#### Material to process

(begin)

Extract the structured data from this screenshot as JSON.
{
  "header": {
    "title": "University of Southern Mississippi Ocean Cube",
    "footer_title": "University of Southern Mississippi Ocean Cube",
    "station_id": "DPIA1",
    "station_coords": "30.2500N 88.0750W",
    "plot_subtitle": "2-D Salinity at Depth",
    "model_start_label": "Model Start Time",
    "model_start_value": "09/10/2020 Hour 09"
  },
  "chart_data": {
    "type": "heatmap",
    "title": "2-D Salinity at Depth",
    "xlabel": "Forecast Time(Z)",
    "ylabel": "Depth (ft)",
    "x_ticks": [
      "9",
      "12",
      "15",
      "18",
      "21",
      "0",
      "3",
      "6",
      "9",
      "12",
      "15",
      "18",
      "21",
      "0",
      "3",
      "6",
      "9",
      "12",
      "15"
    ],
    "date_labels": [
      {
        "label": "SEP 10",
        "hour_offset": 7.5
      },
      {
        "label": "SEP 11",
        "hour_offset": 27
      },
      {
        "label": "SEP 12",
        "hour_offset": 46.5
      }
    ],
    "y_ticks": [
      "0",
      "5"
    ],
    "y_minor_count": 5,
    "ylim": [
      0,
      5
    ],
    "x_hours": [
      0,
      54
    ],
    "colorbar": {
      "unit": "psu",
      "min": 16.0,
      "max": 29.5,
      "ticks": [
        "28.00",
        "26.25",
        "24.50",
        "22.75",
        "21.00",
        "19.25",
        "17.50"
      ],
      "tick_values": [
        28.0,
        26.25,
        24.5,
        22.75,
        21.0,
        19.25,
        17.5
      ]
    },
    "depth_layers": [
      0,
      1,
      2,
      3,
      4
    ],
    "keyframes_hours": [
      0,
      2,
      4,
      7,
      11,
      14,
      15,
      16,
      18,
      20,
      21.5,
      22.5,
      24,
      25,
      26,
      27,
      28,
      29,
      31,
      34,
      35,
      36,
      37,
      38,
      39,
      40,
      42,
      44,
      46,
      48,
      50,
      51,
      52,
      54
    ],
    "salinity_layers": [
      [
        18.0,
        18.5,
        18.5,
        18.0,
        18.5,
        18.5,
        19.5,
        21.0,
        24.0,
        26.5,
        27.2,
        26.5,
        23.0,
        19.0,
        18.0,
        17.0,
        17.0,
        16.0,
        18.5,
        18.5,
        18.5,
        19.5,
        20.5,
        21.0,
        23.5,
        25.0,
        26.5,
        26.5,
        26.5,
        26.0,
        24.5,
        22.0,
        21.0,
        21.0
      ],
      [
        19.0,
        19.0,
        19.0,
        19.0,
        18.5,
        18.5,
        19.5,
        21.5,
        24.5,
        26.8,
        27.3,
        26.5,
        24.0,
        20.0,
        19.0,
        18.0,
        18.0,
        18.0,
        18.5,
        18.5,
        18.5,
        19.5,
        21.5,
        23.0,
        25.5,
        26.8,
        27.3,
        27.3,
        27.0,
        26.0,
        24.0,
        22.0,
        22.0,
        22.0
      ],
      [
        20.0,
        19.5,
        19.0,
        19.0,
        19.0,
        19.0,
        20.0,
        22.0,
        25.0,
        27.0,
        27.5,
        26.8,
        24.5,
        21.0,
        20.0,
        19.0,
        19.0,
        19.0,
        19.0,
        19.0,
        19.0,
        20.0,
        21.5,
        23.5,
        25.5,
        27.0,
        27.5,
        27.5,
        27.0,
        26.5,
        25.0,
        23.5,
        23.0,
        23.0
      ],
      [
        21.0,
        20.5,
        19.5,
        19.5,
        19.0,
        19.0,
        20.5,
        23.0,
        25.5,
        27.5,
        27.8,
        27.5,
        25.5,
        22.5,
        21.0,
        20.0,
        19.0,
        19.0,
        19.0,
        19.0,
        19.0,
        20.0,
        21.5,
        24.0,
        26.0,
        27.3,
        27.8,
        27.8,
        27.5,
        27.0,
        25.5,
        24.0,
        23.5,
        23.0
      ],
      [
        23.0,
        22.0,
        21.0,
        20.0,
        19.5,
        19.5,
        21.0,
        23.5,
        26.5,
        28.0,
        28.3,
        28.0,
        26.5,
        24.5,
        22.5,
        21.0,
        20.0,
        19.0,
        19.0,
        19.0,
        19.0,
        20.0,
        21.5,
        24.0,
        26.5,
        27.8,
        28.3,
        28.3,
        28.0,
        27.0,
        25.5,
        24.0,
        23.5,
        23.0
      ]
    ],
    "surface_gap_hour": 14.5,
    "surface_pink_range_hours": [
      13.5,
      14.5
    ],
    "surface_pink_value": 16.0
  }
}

(end)

#### Given exercise
Go through the listing above and return every line where the word "Cube" occurs.

#### Solution
    "title": "University of Southern Mississippi Ocean Cube",
    "footer_title": "University of Southern Mississippi Ocean Cube",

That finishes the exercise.